* Dataset:

--*--

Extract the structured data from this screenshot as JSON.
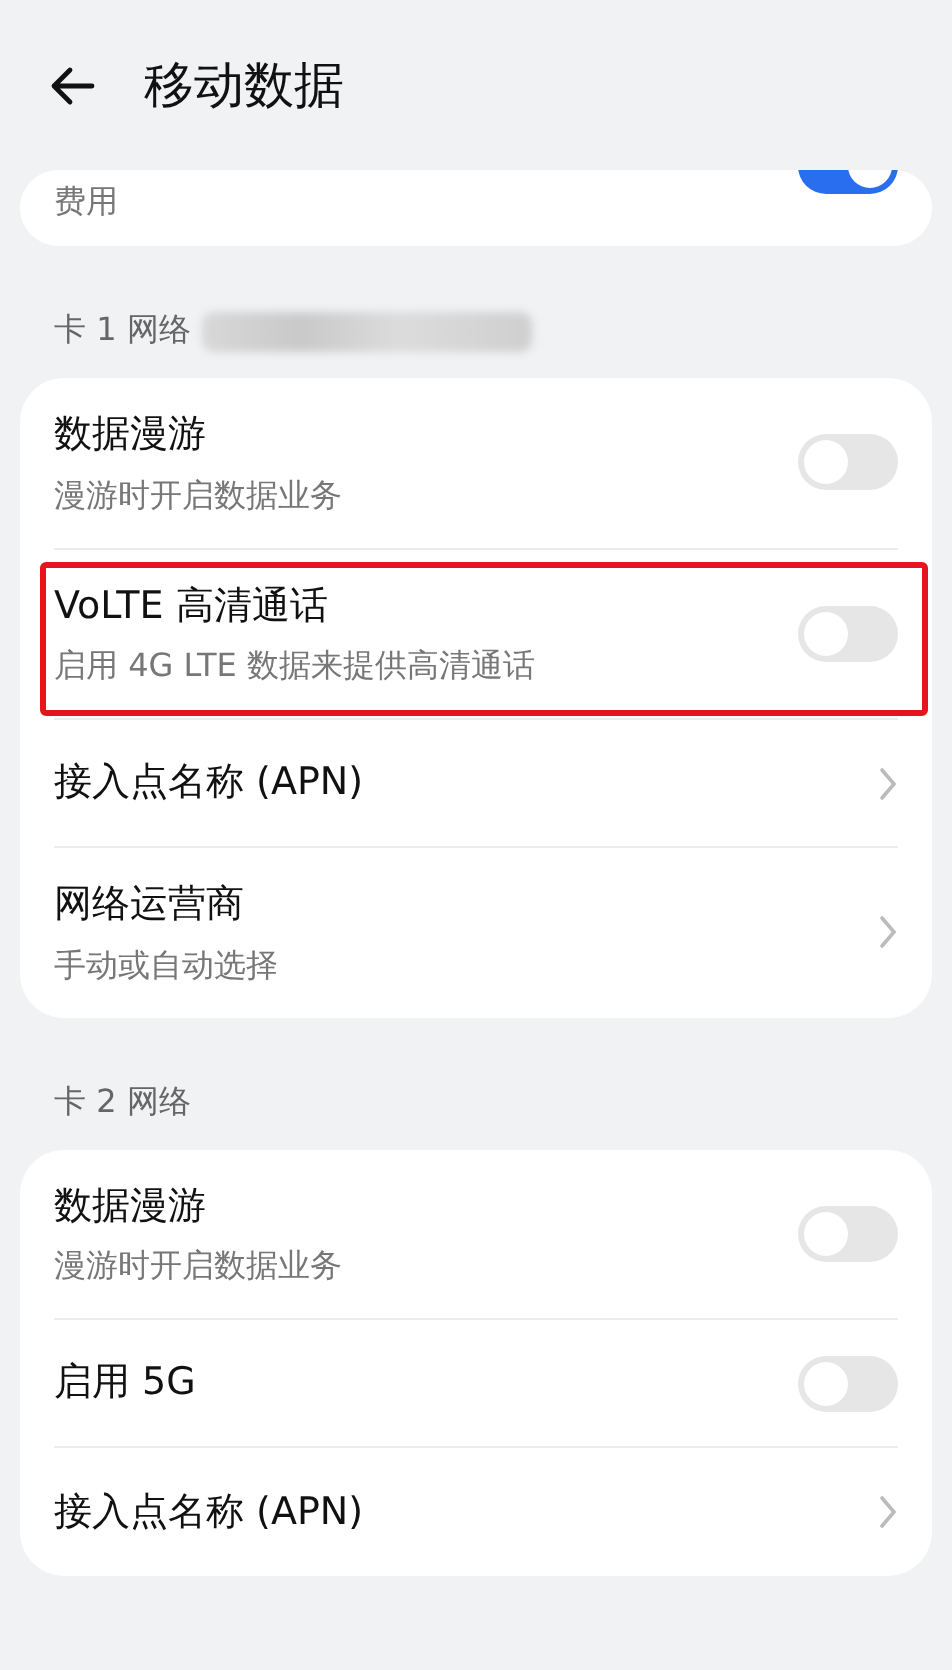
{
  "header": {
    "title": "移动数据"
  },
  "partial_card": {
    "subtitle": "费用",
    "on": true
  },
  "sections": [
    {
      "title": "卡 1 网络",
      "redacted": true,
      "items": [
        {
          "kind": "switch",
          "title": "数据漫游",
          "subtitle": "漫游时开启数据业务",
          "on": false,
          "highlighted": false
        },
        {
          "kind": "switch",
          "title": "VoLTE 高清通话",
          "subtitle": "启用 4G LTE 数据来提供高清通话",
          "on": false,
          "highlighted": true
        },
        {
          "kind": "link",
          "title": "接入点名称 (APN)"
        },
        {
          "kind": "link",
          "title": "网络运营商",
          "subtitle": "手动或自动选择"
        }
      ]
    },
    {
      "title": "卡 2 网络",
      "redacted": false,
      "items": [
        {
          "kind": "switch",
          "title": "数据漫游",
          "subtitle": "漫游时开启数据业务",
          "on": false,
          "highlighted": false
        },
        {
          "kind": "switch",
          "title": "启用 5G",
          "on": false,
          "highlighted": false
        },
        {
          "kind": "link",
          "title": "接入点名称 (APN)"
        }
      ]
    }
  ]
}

--*--

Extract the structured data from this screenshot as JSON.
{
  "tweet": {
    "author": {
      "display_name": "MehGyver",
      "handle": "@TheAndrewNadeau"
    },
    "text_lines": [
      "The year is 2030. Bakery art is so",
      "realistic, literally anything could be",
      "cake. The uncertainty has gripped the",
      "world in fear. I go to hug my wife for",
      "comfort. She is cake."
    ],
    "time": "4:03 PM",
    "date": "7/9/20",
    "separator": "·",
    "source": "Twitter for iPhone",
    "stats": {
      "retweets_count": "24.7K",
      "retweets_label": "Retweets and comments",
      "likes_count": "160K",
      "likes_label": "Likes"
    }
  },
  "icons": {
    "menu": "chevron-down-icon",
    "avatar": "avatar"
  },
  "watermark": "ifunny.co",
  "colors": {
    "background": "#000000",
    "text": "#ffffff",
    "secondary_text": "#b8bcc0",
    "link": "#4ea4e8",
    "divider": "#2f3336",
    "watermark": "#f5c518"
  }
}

--*--

Scan the material above for the string "watermark" and return the lines that hold it.

* Solution to this problem:
  "watermark": "ifunny.co",
    "watermark": "#f5c518"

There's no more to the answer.